EXERCISE REQUIREMENTS:
Nothing should be left out: output all of the entries exactly.

RECORDS TO PROCESS:

━━━━━━━━━━━━━━━━━━━━━━━━━━━━━━

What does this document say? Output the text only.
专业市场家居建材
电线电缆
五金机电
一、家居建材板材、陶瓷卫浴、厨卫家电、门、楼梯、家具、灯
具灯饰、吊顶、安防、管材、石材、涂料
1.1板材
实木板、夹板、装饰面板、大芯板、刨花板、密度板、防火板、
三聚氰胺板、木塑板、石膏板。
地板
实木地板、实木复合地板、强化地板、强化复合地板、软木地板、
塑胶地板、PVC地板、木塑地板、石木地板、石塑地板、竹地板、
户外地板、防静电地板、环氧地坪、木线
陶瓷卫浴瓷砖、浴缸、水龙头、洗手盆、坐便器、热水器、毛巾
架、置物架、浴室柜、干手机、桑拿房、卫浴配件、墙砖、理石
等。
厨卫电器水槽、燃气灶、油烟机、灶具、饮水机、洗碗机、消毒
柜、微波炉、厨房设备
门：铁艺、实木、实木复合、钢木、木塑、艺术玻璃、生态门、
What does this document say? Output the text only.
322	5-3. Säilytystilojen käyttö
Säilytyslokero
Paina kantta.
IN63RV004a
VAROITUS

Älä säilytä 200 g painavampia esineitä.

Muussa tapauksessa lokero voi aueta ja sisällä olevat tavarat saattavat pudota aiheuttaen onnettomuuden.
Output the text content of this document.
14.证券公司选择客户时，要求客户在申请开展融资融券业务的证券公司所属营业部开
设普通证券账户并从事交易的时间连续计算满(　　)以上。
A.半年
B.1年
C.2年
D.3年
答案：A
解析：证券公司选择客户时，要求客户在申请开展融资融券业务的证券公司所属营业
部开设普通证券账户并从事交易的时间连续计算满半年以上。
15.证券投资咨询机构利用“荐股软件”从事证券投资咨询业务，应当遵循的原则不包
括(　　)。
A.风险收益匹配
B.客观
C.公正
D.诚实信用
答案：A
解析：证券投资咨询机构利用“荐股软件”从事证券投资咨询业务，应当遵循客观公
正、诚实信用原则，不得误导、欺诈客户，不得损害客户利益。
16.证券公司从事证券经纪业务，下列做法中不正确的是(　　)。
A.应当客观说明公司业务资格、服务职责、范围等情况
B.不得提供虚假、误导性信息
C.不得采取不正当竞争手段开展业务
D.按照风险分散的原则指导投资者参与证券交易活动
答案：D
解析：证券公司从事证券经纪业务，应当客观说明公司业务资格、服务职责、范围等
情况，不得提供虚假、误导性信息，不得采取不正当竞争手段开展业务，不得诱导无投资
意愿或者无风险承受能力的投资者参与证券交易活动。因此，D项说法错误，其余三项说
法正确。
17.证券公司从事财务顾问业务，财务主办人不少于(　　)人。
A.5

━━━━━━━━━━━━━━━━━━━━━━━━━━━━━━

COMPLETE ANSWER:
What does this document say? Output the text only.
专业市场家居建材
电线电缆
五金机电
一、家居建材板材、陶瓷卫浴、厨卫家电、门、楼梯、家具、灯
具灯饰、吊顶、安防、管材、石材、涂料
1.1板材
实木板、夹板、装饰面板、大芯板、刨花板、密度板、防火板、
三聚氰胺板、木塑板、石膏板。
地板
实木地板、实木复合地板、强化地板、强化复合地板、软木地板、
塑胶地板、PVC地板、木塑地板、石木地板、石塑地板、竹地板、
户外地板、防静电地板、环氧地坪、木线
陶瓷卫浴瓷砖、浴缸、水龙头、洗手盆、坐便器、热水器、毛巾
架、置物架、浴室柜、干手机、桑拿房、卫浴配件、墙砖、理石
等。
厨卫电器水槽、燃气灶、油烟机、灶具、饮水机、洗碗机、消毒
柜、微波炉、厨房设备
门：铁艺、实木、实木复合、钢木、木塑、艺术玻璃、生态门、
What does this document say? Output the text only.
322	5-3. Säilytystilojen käyttö
Säilytyslokero
Paina kantta.
IN63RV004a
VAROITUS

Älä säilytä 200 g painavampia esineitä.

Muussa tapauksessa lokero voi aueta ja sisällä olevat tavarat saattavat pudota aiheuttaen onnettomuuden.
Output the text content of this document.
14.证券公司选择客户时，要求客户在申请开展融资融券业务的证券公司所属营业部开
设普通证券账户并从事交易的时间连续计算满(　　)以上。
A.半年
B.1年
C.2年
D.3年
答案：A
解析：证券公司选择客户时，要求客户在申请开展融资融券业务的证券公司所属营业
部开设普通证券账户并从事交易的时间连续计算满半年以上。
15.证券投资咨询机构利用“荐股软件”从事证券投资咨询业务，应当遵循的原则不包
括(　　)。
A.风险收益匹配
B.客观
C.公正
D.诚实信用
答案：A
解析：证券投资咨询机构利用“荐股软件”从事证券投资咨询业务，应当遵循客观公
正、诚实信用原则，不得误导、欺诈客户，不得损害客户利益。
16.证券公司从事证券经纪业务，下列做法中不正确的是(　　)。
A.应当客观说明公司业务资格、服务职责、范围等情况
B.不得提供虚假、误导性信息
C.不得采取不正当竞争手段开展业务
D.按照风险分散的原则指导投资者参与证券交易活动
答案：D
解析：证券公司从事证券经纪业务，应当客观说明公司业务资格、服务职责、范围等
情况，不得提供虚假、误导性信息，不得采取不正当竞争手段开展业务，不得诱导无投资
意愿或者无风险承受能力的投资者参与证券交易活动。因此，D项说法错误，其余三项说
法正确。
17.证券公司从事财务顾问业务，财务主办人不少于(　　)人。
A.5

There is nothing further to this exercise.